• [Given task]:
Which lines below hold the word "otrzyma"? Report each one.

• [Data for this task]:

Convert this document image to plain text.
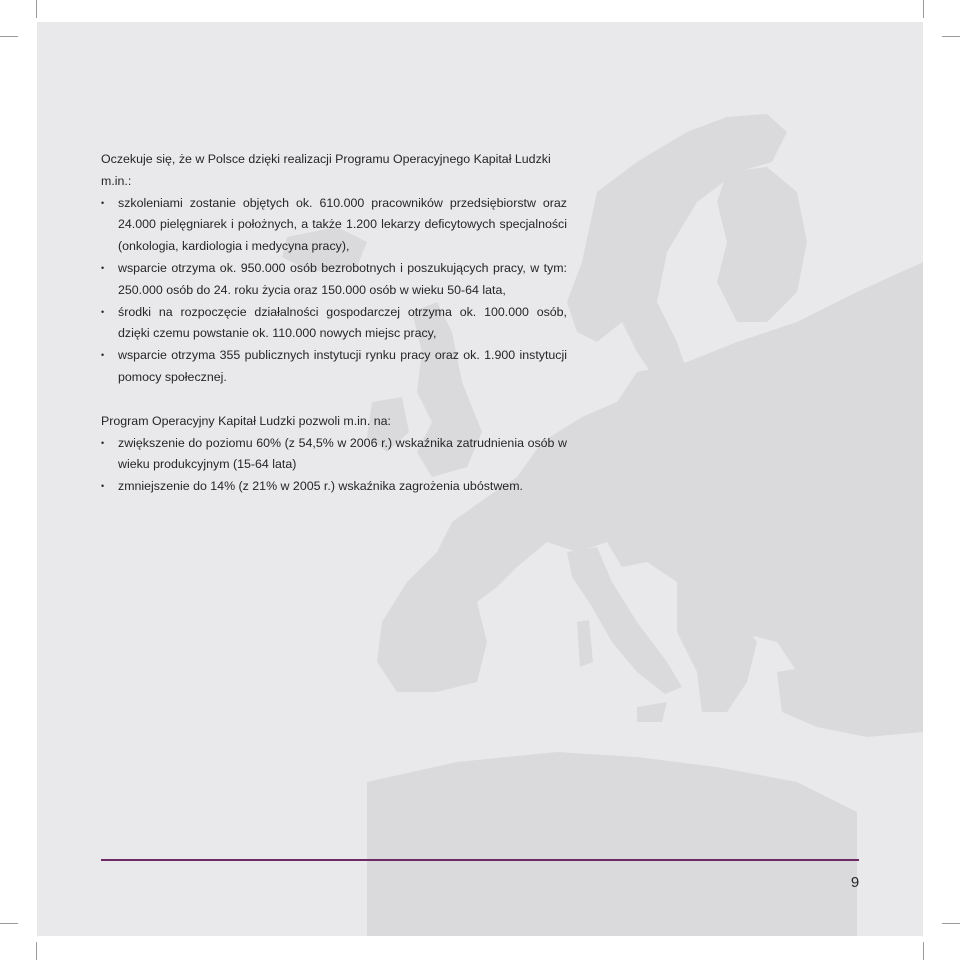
Oczekuje się, że w Polsce dzięki realizacji Programu Operacyjnego Kapitał Ludzki m.in.:

• szkoleniami zostanie objętych ok. 610.000 pracowników przedsiębiorstw oraz 24.000 pielęgniarek i położnych, a także 1.200 lekarzy deficytowych specjalności (onkologia, kardiologia i medycyna pracy),
• wsparcie otrzyma ok. 950.000 osób bezrobotnych i poszukujących pracy, w tym: 250.000 osób do 24. roku życia oraz 150.000 osób w wieku 50-64 lata,
• środki na rozpoczęcie działalności gospodarczej otrzyma ok. 100.000 osób, dzięki czemu powstanie ok. 110.000 nowych miejsc pracy,
• wsparcie otrzyma 355 publicznych instytucji rynku pracy oraz ok. 1.900 instytucji pomocy społecznej.

Program Operacyjny Kapitał Ludzki pozwoli m.in. na:

• zwiększenie do poziomu 60% (z 54,5% w 2006 r.) wskaźnika zatrudnienia osób w wieku produkcyjnym (15-64 lata)
• zmniejszenie do 14% (z 21% w 2005 r.) wskaźnika zagrożenia ubóstwem.
9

• [Answer in full]:
• wsparcie otrzyma ok. 950.000 osób bezrobotnych i poszukujących pracy, w tym: 250.000 osób do 24. roku życia oraz 150.000 osób w wieku 50-64 lata,
• środki na rozpoczęcie działalności gospodarczej otrzyma ok. 100.000 osób, dzięki czemu powstanie ok. 110.000 nowych miejsc pracy,
• wsparcie otrzyma 355 publicznych instytucji rynku pracy oraz ok. 1.900 instytucji pomocy społecznej.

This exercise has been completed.